The records that follow must be repeated verbatim, every one of them.

-.-.-

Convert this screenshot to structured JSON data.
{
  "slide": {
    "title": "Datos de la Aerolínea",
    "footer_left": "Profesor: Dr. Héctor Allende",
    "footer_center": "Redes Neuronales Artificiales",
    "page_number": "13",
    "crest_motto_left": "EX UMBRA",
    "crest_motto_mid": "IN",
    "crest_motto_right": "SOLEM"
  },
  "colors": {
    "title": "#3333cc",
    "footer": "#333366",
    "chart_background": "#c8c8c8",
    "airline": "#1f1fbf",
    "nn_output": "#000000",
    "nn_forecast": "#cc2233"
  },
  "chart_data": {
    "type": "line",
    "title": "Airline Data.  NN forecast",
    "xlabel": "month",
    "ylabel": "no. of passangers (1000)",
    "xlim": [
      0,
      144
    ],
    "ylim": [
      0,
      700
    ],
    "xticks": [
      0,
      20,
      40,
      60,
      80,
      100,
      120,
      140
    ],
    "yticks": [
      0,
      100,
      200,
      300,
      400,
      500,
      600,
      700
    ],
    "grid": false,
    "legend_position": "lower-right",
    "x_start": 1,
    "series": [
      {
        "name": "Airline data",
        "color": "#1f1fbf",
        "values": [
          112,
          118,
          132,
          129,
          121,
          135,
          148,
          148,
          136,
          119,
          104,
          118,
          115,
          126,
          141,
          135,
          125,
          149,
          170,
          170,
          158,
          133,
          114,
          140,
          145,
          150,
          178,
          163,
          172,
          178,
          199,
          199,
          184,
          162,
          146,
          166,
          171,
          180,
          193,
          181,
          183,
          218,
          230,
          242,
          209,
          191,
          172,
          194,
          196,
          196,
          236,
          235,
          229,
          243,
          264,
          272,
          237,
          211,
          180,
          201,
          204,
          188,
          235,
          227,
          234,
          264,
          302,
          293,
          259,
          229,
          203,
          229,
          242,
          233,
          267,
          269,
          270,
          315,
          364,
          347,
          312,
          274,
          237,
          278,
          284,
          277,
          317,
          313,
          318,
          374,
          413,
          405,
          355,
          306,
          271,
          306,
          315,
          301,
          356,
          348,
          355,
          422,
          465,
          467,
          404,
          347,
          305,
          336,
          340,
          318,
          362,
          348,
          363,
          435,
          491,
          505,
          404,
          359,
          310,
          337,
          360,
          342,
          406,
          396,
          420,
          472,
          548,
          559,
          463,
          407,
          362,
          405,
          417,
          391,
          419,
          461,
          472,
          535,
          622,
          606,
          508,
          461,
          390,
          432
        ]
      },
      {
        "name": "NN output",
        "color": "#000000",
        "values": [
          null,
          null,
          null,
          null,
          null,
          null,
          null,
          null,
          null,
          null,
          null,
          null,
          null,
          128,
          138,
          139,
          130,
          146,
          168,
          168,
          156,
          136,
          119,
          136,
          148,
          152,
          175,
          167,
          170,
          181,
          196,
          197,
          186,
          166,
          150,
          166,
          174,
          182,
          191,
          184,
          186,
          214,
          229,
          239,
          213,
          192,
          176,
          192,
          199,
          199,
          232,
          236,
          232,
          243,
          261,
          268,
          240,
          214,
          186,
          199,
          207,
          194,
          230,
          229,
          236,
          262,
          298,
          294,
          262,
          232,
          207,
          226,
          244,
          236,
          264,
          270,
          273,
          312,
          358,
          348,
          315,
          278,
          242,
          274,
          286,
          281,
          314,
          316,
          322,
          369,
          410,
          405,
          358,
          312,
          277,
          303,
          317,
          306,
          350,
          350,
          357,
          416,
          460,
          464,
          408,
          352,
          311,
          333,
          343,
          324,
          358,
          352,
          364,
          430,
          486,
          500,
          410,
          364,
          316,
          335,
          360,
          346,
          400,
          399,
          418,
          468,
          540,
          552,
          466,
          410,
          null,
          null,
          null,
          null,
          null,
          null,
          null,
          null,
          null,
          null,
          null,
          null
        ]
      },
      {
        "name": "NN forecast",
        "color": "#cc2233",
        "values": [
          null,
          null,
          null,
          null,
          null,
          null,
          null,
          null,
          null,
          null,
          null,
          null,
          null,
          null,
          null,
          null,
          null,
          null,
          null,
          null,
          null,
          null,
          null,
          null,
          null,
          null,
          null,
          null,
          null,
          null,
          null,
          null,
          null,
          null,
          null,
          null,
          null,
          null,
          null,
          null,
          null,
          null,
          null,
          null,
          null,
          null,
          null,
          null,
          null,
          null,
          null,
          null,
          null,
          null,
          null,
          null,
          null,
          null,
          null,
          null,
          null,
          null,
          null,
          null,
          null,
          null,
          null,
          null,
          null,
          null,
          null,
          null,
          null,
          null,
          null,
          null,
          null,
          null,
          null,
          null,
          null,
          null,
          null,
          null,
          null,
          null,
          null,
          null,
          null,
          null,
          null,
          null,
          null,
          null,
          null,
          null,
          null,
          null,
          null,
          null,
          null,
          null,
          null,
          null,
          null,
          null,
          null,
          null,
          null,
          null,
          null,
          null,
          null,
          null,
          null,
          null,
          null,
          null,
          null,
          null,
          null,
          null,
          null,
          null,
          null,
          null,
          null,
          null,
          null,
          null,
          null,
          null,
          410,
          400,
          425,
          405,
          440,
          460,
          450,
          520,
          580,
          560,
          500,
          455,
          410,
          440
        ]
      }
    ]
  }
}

-.-.-

Result of this task:
Convert this screenshot to structured JSON data.
{
  "slide": {
    "title": "Datos de la Aerolínea",
    "footer_left": "Profesor: Dr. Héctor Allende",
    "footer_center": "Redes Neuronales Artificiales",
    "page_number": "13",
    "crest_motto_left": "EX UMBRA",
    "crest_motto_mid": "IN",
    "crest_motto_right": "SOLEM"
  },
  "colors": {
    "title": "#3333cc",
    "footer": "#333366",
    "chart_background": "#c8c8c8",
    "airline": "#1f1fbf",
    "nn_output": "#000000",
    "nn_forecast": "#cc2233"
  },
  "chart_data": {
    "type": "line",
    "title": "Airline Data.  NN forecast",
    "xlabel": "month",
    "ylabel": "no. of passangers (1000)",
    "xlim": [
      0,
      144
    ],
    "ylim": [
      0,
      700
    ],
    "xticks": [
      0,
      20,
      40,
      60,
      80,
      100,
      120,
      140
    ],
    "yticks": [
      0,
      100,
      200,
      300,
      400,
      500,
      600,
      700
    ],
    "grid": false,
    "legend_position": "lower-right",
    "x_start": 1,
    "series": [
      {
        "name": "Airline data",
        "color": "#1f1fbf",
        "values": [
          112,
          118,
          132,
          129,
          121,
          135,
          148,
          148,
          136,
          119,
          104,
          118,
          115,
          126,
          141,
          135,
          125,
          149,
          170,
          170,
          158,
          133,
          114,
          140,
          145,
          150,
          178,
          163,
          172,
          178,
          199,
          199,
          184,
          162,
          146,
          166,
          171,
          180,
          193,
          181,
          183,
          218,
          230,
          242,
          209,
          191,
          172,
          194,
          196,
          196,
          236,
          235,
          229,
          243,
          264,
          272,
          237,
          211,
          180,
          201,
          204,
          188,
          235,
          227,
          234,
          264,
          302,
          293,
          259,
          229,
          203,
          229,
          242,
          233,
          267,
          269,
          270,
          315,
          364,
          347,
          312,
          274,
          237,
          278,
          284,
          277,
          317,
          313,
          318,
          374,
          413,
          405,
          355,
          306,
          271,
          306,
          315,
          301,
          356,
          348,
          355,
          422,
          465,
          467,
          404,
          347,
          305,
          336,
          340,
          318,
          362,
          348,
          363,
          435,
          491,
          505,
          404,
          359,
          310,
          337,
          360,
          342,
          406,
          396,
          420,
          472,
          548,
          559,
          463,
          407,
          362,
          405,
          417,
          391,
          419,
          461,
          472,
          535,
          622,
          606,
          508,
          461,
          390,
          432
        ]
      },
      {
        "name": "NN output",
        "color": "#000000",
        "values": [
          null,
          null,
          null,
          null,
          null,
          null,
          null,
          null,
          null,
          null,
          null,
          null,
          null,
          128,
          138,
          139,
          130,
          146,
          168,
          168,
          156,
          136,
          119,
          136,
          148,
          152,
          175,
          167,
          170,
          181,
          196,
          197,
          186,
          166,
          150,
          166,
          174,
          182,
          191,
          184,
          186,
          214,
          229,
          239,
          213,
          192,
          176,
          192,
          199,
          199,
          232,
          236,
          232,
          243,
          261,
          268,
          240,
          214,
          186,
          199,
          207,
          194,
          230,
          229,
          236,
          262,
          298,
          294,
          262,
          232,
          207,
          226,
          244,
          236,
          264,
          270,
          273,
          312,
          358,
          348,
          315,
          278,
          242,
          274,
          286,
          281,
          314,
          316,
          322,
          369,
          410,
          405,
          358,
          312,
          277,
          303,
          317,
          306,
          350,
          350,
          357,
          416,
          460,
          464,
          408,
          352,
          311,
          333,
          343,
          324,
          358,
          352,
          364,
          430,
          486,
          500,
          410,
          364,
          316,
          335,
          360,
          346,
          400,
          399,
          418,
          468,
          540,
          552,
          466,
          410,
          null,
          null,
          null,
          null,
          null,
          null,
          null,
          null,
          null,
          null,
          null,
          null
        ]
      },
      {
        "name": "NN forecast",
        "color": "#cc2233",
        "values": [
          null,
          null,
          null,
          null,
          null,
          null,
          null,
          null,
          null,
          null,
          null,
          null,
          null,
          null,
          null,
          null,
          null,
          null,
          null,
          null,
          null,
          null,
          null,
          null,
          null,
          null,
          null,
          null,
          null,
          null,
          null,
          null,
          null,
          null,
          null,
          null,
          null,
          null,
          null,
          null,
          null,
          null,
          null,
          null,
          null,
          null,
          null,
          null,
          null,
          null,
          null,
          null,
          null,
          null,
          null,
          null,
          null,
          null,
          null,
          null,
          null,
          null,
          null,
          null,
          null,
          null,
          null,
          null,
          null,
          null,
          null,
          null,
          null,
          null,
          null,
          null,
          null,
          null,
          null,
          null,
          null,
          null,
          null,
          null,
          null,
          null,
          null,
          null,
          null,
          null,
          null,
          null,
          null,
          null,
          null,
          null,
          null,
          null,
          null,
          null,
          null,
          null,
          null,
          null,
          null,
          null,
          null,
          null,
          null,
          null,
          null,
          null,
          null,
          null,
          null,
          null,
          null,
          null,
          null,
          null,
          null,
          null,
          null,
          null,
          null,
          null,
          null,
          null,
          null,
          null,
          null,
          null,
          410,
          400,
          425,
          405,
          440,
          460,
          450,
          520,
          580,
          560,
          500,
          455,
          410,
          440
        ]
      }
    ]
  }
}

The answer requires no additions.